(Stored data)
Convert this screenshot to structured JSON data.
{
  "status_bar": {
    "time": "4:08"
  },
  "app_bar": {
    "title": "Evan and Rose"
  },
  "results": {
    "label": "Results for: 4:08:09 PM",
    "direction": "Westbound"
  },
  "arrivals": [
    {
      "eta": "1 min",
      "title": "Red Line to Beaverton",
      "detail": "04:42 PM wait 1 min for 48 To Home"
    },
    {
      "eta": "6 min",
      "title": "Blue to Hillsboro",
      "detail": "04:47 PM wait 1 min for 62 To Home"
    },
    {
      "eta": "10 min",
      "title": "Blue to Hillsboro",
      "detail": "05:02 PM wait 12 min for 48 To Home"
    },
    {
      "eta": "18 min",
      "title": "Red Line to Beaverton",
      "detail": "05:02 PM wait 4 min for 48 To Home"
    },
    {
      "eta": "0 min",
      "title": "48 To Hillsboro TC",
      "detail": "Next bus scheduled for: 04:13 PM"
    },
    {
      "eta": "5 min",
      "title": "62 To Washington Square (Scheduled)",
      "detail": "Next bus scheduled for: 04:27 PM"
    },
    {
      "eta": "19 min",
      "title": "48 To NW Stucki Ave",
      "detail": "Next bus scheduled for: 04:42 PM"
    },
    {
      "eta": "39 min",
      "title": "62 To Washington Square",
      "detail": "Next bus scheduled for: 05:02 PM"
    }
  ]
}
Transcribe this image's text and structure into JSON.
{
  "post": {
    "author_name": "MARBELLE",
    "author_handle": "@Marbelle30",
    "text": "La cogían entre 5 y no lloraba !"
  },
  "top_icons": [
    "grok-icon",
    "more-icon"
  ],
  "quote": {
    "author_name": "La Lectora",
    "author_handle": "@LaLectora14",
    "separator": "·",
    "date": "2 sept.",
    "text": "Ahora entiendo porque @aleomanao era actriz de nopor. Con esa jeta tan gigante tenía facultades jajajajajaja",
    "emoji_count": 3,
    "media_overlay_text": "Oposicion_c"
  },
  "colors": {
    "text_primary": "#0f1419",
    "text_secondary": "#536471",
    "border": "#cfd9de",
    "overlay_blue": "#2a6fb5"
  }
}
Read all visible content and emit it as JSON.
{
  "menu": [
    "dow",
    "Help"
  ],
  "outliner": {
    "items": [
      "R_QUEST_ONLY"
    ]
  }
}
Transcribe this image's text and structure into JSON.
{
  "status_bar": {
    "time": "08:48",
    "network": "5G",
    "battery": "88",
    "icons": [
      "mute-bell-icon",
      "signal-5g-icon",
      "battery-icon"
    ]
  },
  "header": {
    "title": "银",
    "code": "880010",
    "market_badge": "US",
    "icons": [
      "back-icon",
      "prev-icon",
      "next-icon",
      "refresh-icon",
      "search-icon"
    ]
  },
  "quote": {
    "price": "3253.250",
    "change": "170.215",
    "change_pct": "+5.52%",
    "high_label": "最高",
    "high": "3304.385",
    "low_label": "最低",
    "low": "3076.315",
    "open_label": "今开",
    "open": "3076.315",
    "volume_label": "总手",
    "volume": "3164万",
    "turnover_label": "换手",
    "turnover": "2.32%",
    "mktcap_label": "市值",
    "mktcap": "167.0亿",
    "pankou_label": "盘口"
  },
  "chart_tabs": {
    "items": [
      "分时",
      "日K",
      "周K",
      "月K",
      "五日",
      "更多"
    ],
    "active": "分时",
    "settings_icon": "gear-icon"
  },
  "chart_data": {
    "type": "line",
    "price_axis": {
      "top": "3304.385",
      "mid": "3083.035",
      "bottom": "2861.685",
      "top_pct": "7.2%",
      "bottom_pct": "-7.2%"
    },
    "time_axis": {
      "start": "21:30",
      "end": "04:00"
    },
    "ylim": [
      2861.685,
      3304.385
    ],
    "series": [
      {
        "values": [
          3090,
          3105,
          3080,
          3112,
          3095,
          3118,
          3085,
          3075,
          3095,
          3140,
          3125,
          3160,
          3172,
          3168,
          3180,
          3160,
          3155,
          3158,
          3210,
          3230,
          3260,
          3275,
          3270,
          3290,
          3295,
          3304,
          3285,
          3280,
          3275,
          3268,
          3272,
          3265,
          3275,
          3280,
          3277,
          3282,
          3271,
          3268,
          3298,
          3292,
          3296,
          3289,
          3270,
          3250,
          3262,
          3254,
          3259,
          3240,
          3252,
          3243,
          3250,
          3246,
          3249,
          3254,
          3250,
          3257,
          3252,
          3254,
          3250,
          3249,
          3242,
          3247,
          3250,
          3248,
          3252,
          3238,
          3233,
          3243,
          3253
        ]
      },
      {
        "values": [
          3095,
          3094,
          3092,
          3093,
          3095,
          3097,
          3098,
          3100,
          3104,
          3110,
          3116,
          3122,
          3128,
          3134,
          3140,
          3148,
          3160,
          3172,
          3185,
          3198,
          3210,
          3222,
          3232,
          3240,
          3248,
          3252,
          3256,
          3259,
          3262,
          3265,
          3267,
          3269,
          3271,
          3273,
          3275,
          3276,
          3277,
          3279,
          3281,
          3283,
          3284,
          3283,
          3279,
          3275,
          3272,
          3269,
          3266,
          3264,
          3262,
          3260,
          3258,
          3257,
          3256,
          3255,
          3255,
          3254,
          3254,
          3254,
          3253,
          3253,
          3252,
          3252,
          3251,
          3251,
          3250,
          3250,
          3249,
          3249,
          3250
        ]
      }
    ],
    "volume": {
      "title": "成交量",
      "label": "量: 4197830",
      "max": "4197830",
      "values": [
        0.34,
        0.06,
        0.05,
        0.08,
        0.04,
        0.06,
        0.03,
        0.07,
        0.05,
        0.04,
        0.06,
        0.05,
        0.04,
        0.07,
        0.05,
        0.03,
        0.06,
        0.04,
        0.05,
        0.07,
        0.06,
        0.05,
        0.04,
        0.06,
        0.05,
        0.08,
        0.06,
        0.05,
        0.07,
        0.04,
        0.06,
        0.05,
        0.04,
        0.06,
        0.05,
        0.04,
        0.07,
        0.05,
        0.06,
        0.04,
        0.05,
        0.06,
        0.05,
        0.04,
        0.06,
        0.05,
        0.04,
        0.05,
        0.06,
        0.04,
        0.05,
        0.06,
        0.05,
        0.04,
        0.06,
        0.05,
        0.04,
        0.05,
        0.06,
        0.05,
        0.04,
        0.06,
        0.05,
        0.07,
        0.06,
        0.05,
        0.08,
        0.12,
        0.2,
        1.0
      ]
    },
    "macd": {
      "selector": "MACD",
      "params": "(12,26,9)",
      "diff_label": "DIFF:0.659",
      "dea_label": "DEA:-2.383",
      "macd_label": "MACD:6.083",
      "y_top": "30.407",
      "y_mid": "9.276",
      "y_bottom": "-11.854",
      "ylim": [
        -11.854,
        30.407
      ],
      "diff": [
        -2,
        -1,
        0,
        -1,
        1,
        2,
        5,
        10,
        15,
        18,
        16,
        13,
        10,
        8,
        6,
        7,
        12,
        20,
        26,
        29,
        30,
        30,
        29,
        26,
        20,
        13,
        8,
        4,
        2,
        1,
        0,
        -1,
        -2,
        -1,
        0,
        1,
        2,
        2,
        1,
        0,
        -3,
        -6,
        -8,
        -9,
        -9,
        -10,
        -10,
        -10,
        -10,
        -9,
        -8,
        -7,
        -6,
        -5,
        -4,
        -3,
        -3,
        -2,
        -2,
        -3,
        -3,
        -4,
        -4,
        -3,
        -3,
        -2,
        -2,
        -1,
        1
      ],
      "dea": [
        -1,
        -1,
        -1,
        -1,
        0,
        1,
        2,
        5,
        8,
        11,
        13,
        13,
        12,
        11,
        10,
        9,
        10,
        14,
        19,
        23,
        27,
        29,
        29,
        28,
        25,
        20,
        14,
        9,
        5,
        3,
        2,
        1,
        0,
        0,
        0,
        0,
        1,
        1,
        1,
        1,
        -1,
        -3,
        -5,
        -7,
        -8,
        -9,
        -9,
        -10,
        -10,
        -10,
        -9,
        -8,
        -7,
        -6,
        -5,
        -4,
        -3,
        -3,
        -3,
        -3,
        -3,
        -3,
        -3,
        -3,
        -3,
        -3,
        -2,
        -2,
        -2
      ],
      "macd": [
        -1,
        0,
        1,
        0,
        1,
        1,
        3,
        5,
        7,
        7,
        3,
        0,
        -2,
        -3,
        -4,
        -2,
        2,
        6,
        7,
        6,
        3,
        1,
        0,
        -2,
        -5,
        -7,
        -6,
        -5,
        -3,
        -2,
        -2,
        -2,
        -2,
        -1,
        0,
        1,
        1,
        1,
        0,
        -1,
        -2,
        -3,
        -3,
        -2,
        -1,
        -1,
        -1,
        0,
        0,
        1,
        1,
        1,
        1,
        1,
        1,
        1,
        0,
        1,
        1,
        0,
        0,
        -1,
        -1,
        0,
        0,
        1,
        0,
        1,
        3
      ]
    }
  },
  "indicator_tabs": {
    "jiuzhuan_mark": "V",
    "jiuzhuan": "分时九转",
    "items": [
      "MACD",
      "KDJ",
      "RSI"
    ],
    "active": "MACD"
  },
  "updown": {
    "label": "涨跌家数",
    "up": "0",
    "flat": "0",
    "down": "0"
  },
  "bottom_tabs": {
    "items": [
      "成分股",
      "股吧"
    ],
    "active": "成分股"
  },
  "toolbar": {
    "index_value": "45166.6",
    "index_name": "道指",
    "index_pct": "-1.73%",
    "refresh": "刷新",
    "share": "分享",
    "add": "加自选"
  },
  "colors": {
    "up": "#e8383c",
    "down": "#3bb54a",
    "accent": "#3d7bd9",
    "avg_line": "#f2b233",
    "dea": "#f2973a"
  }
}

▶ [What is asked]
Give the count of lines containing "JSON", with no added text.

▶ [Final result]
4